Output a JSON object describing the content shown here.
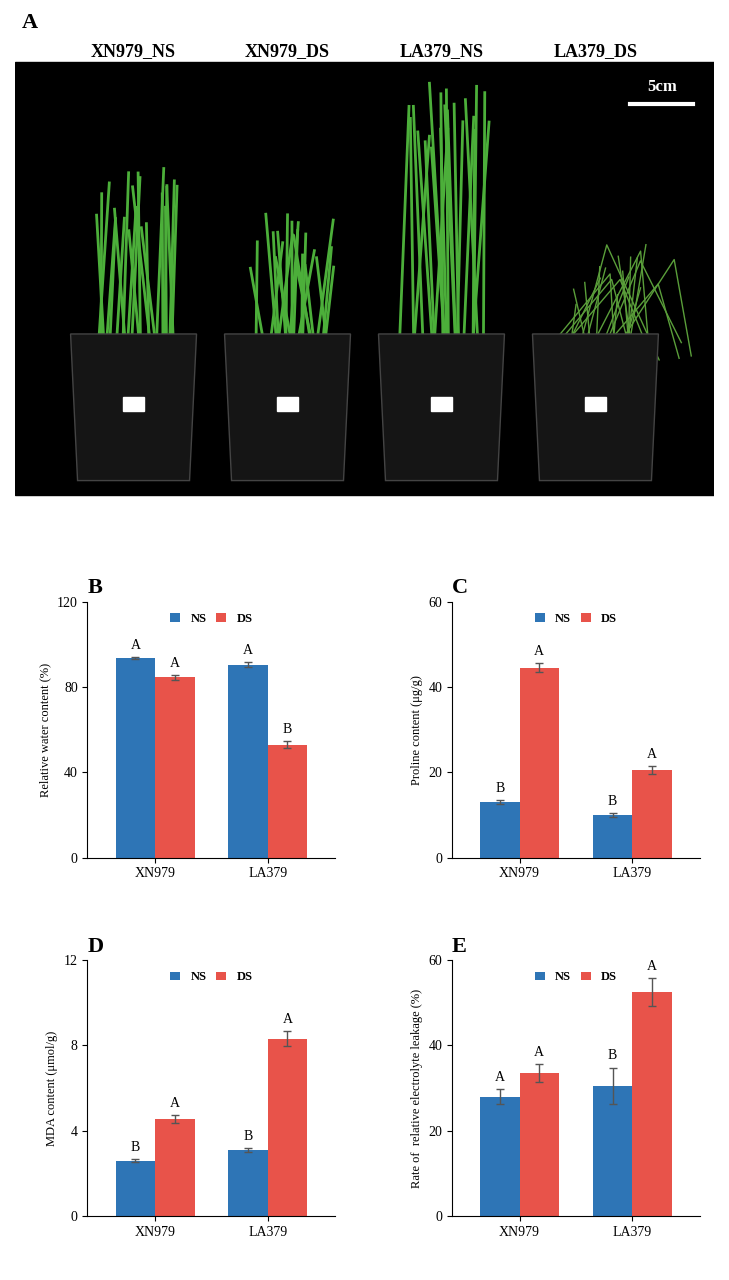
{
  "photo": {
    "title": "A",
    "labels": [
      "XN979_NS",
      "XN979_DS",
      "LA379_NS",
      "LA379_DS"
    ],
    "scale_label": "5cm"
  },
  "chart_data": [
    {
      "type": "bar",
      "title": "B",
      "ylabel": "Relative water content (%)",
      "categories": [
        "XN979",
        "LA379"
      ],
      "ylim": [
        0,
        120
      ],
      "yticks": [
        0,
        40,
        80,
        120
      ],
      "legend": "upper center",
      "series": [
        {
          "name": "NS",
          "color": "#2e75b6",
          "values": [
            93.5,
            90.5
          ],
          "errors": [
            0.5,
            1.0
          ],
          "letters": [
            "A",
            "A"
          ]
        },
        {
          "name": "DS",
          "color": "#e8534a",
          "values": [
            84.5,
            53.0
          ],
          "errors": [
            1.2,
            1.8
          ],
          "letters": [
            "A",
            "B"
          ]
        }
      ]
    },
    {
      "type": "bar",
      "title": "C",
      "ylabel": "Proline content (μg/g)",
      "categories": [
        "XN979",
        "LA379"
      ],
      "ylim": [
        0,
        60
      ],
      "yticks": [
        0,
        20,
        40,
        60
      ],
      "legend": "upper center",
      "series": [
        {
          "name": "NS",
          "color": "#2e75b6",
          "values": [
            13.0,
            10.0
          ],
          "errors": [
            0.5,
            0.4
          ],
          "letters": [
            "B",
            "B"
          ]
        },
        {
          "name": "DS",
          "color": "#e8534a",
          "values": [
            44.5,
            20.5
          ],
          "errors": [
            1.0,
            1.0
          ],
          "letters": [
            "A",
            "A"
          ]
        }
      ]
    },
    {
      "type": "bar",
      "title": "D",
      "ylabel": "MDA content (μmol/g)",
      "categories": [
        "XN979",
        "LA379"
      ],
      "ylim": [
        0,
        12
      ],
      "yticks": [
        0,
        4,
        8,
        12
      ],
      "legend": "upper center",
      "series": [
        {
          "name": "NS",
          "color": "#2e75b6",
          "values": [
            2.6,
            3.1
          ],
          "errors": [
            0.05,
            0.1
          ],
          "letters": [
            "B",
            "B"
          ]
        },
        {
          "name": "DS",
          "color": "#e8534a",
          "values": [
            4.55,
            8.3
          ],
          "errors": [
            0.2,
            0.35
          ],
          "letters": [
            "A",
            "A"
          ]
        }
      ]
    },
    {
      "type": "bar",
      "title": "E",
      "ylabel": "Rate of  relative electrolyte leakage (%)",
      "categories": [
        "XN979",
        "LA379"
      ],
      "ylim": [
        0,
        60
      ],
      "yticks": [
        0,
        20,
        40,
        60
      ],
      "legend": "upper center",
      "series": [
        {
          "name": "NS",
          "color": "#2e75b6",
          "values": [
            28.0,
            30.5
          ],
          "errors": [
            1.8,
            4.3
          ],
          "letters": [
            "A",
            "B"
          ]
        },
        {
          "name": "DS",
          "color": "#e8534a",
          "values": [
            33.5,
            52.5
          ],
          "errors": [
            2.2,
            3.2
          ],
          "letters": [
            "A",
            "A"
          ]
        }
      ]
    }
  ]
}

** Stated problem **
Write out each entry exactly as given, but skip the pictures.

** Result for this task **
Output a JSON object describing the content shown here.
{
  "photo": {
    "title": "A",
    "labels": [
      "XN979_NS",
      "XN979_DS",
      "LA379_NS",
      "LA379_DS"
    ],
    "scale_label": "5cm"
  },
  "chart_data": [
    {
      "type": "bar",
      "title": "B",
      "ylabel": "Relative water content (%)",
      "categories": [
        "XN979",
        "LA379"
      ],
      "ylim": [
        0,
        120
      ],
      "yticks": [
        0,
        40,
        80,
        120
      ],
      "legend": "upper center",
      "series": [
        {
          "name": "NS",
          "color": "#2e75b6",
          "values": [
            93.5,
            90.5
          ],
          "errors": [
            0.5,
            1.0
          ],
          "letters": [
            "A",
            "A"
          ]
        },
        {
          "name": "DS",
          "color": "#e8534a",
          "values": [
            84.5,
            53.0
          ],
          "errors": [
            1.2,
            1.8
          ],
          "letters": [
            "A",
            "B"
          ]
        }
      ]
    },
    {
      "type": "bar",
      "title": "C",
      "ylabel": "Proline content (μg/g)",
      "categories": [
        "XN979",
        "LA379"
      ],
      "ylim": [
        0,
        60
      ],
      "yticks": [
        0,
        20,
        40,
        60
      ],
      "legend": "upper center",
      "series": [
        {
          "name": "NS",
          "color": "#2e75b6",
          "values": [
            13.0,
            10.0
          ],
          "errors": [
            0.5,
            0.4
          ],
          "letters": [
            "B",
            "B"
          ]
        },
        {
          "name": "DS",
          "color": "#e8534a",
          "values": [
            44.5,
            20.5
          ],
          "errors": [
            1.0,
            1.0
          ],
          "letters": [
            "A",
            "A"
          ]
        }
      ]
    },
    {
      "type": "bar",
      "title": "D",
      "ylabel": "MDA content (μmol/g)",
      "categories": [
        "XN979",
        "LA379"
      ],
      "ylim": [
        0,
        12
      ],
      "yticks": [
        0,
        4,
        8,
        12
      ],
      "legend": "upper center",
      "series": [
        {
          "name": "NS",
          "color": "#2e75b6",
          "values": [
            2.6,
            3.1
          ],
          "errors": [
            0.05,
            0.1
          ],
          "letters": [
            "B",
            "B"
          ]
        },
        {
          "name": "DS",
          "color": "#e8534a",
          "values": [
            4.55,
            8.3
          ],
          "errors": [
            0.2,
            0.35
          ],
          "letters": [
            "A",
            "A"
          ]
        }
      ]
    },
    {
      "type": "bar",
      "title": "E",
      "ylabel": "Rate of  relative electrolyte leakage (%)",
      "categories": [
        "XN979",
        "LA379"
      ],
      "ylim": [
        0,
        60
      ],
      "yticks": [
        0,
        20,
        40,
        60
      ],
      "legend": "upper center",
      "series": [
        {
          "name": "NS",
          "color": "#2e75b6",
          "values": [
            28.0,
            30.5
          ],
          "errors": [
            1.8,
            4.3
          ],
          "letters": [
            "A",
            "B"
          ]
        },
        {
          "name": "DS",
          "color": "#e8534a",
          "values": [
            33.5,
            52.5
          ],
          "errors": [
            2.2,
            3.2
          ],
          "letters": [
            "A",
            "A"
          ]
        }
      ]
    }
  ]
}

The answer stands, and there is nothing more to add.